Identify the lines that contain the string "Nightwing", then copy each of them.
........
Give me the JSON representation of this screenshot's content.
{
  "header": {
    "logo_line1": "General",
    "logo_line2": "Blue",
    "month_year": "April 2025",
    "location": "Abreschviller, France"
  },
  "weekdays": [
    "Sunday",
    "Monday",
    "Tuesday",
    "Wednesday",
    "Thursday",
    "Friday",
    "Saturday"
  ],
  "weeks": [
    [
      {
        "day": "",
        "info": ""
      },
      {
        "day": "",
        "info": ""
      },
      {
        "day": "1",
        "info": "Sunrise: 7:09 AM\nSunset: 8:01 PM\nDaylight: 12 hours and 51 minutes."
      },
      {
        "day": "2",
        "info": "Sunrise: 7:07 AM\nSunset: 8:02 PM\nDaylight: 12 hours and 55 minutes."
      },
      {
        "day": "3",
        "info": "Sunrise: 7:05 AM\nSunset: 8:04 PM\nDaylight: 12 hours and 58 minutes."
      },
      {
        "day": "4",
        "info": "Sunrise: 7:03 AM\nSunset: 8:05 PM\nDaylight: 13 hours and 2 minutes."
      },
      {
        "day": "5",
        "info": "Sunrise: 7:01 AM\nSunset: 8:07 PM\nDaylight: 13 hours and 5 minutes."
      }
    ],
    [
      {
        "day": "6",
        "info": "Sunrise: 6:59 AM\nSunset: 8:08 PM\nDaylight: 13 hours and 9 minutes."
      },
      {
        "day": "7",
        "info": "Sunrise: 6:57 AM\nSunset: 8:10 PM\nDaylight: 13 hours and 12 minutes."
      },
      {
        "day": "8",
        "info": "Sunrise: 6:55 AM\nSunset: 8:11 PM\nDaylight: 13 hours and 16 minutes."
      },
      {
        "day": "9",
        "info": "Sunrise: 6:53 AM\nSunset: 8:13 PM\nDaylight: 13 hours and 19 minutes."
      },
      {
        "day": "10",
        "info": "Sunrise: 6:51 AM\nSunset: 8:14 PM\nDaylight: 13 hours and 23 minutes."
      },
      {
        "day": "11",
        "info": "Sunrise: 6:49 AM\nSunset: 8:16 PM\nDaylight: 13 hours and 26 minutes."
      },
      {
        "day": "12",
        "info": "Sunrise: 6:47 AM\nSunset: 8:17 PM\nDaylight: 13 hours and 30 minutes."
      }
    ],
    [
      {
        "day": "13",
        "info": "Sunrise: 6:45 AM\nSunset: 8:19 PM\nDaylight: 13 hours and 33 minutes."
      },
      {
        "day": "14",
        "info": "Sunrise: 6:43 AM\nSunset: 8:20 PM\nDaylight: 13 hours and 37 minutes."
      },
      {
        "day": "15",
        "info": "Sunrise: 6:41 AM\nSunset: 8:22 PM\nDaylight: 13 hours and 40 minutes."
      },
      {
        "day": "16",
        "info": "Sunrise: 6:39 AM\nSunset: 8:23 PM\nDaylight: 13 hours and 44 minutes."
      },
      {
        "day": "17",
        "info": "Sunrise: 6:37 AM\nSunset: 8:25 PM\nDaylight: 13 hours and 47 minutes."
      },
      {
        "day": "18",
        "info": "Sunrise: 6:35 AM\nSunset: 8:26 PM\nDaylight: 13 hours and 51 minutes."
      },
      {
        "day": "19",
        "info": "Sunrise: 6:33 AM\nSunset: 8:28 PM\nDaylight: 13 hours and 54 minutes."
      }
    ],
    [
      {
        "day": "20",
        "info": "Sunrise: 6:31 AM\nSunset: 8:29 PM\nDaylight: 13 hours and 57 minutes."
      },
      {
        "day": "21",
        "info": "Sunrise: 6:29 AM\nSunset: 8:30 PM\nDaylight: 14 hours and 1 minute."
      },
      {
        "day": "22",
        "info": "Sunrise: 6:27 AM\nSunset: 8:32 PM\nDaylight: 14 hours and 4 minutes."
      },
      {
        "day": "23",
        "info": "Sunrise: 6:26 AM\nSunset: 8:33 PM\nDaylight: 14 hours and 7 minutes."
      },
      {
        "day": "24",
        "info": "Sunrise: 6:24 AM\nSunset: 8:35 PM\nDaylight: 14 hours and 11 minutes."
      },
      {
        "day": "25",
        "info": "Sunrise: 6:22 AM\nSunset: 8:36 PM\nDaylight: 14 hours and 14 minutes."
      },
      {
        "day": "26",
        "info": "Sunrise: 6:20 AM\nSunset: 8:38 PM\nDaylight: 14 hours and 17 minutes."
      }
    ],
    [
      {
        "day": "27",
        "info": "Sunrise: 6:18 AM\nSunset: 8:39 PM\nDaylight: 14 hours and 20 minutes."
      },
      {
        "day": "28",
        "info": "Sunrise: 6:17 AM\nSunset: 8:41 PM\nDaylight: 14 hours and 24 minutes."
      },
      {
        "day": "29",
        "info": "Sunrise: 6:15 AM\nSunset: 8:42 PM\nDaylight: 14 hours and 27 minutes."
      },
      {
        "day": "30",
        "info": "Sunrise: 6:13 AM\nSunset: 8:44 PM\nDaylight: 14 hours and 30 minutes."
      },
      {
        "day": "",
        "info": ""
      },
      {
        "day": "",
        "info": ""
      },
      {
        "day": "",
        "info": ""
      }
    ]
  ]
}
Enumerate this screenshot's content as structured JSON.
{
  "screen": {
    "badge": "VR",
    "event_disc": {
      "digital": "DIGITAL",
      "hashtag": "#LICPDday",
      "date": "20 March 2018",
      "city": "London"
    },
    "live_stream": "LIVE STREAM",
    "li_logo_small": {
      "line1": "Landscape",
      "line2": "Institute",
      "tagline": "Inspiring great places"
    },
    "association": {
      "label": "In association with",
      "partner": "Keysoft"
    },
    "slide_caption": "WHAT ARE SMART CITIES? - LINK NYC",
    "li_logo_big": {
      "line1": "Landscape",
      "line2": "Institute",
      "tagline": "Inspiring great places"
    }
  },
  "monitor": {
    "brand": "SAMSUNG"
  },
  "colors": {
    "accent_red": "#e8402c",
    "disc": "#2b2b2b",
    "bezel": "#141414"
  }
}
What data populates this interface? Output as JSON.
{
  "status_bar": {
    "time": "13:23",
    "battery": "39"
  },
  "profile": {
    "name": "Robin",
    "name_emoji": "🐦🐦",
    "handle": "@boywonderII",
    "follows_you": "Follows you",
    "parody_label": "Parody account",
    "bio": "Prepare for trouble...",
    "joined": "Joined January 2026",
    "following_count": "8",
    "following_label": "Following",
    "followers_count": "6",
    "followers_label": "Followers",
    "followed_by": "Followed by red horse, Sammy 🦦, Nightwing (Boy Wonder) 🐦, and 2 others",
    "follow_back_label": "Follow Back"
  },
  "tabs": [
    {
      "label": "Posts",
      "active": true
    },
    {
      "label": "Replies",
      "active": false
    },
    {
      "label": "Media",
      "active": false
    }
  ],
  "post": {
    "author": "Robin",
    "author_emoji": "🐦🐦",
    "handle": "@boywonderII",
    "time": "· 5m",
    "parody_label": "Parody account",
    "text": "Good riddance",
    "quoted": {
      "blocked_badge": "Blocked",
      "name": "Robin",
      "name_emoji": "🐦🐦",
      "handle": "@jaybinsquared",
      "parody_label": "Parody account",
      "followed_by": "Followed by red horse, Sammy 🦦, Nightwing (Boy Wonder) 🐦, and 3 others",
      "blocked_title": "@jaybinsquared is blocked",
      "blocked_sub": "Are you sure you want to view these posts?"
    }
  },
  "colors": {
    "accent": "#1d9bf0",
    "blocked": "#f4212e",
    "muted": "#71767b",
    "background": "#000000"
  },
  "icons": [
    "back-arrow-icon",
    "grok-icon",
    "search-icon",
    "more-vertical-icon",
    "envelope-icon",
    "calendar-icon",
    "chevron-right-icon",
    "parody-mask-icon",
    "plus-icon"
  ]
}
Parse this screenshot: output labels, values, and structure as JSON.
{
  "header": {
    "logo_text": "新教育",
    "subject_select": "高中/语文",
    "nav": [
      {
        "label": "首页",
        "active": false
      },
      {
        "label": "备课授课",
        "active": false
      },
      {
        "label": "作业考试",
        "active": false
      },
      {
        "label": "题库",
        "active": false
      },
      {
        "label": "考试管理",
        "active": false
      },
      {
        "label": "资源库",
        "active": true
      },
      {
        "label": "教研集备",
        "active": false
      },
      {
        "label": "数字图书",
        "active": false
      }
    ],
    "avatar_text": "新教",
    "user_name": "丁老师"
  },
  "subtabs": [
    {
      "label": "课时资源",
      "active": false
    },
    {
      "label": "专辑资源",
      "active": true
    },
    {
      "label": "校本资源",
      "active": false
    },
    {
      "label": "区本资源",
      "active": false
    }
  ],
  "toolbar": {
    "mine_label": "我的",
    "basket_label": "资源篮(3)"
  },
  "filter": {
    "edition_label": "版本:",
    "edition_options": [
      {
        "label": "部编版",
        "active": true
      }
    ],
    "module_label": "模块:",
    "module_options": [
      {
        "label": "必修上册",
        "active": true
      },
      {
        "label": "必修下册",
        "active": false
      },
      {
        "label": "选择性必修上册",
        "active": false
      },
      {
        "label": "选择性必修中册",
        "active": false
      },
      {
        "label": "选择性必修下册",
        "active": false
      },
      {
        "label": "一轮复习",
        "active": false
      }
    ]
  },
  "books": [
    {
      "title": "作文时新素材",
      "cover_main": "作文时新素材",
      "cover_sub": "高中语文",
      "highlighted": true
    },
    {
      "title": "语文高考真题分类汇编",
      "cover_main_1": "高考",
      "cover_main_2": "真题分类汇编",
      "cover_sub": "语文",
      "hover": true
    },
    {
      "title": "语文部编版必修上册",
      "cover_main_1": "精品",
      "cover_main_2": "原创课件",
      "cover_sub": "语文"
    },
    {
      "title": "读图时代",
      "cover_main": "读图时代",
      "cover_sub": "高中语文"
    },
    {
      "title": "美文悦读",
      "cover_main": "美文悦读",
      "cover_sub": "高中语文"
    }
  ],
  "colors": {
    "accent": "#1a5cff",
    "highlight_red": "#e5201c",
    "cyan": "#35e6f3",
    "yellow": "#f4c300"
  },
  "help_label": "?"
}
........
# [Task solution]
    "followed_by": "Followed by red horse, Sammy 🦦, Nightwing (Boy Wonder) 🐦, and 2 others",
      "followed_by": "Followed by red horse, Sammy 🦦, Nightwing (Boy Wonder) 🐦, and 3 others",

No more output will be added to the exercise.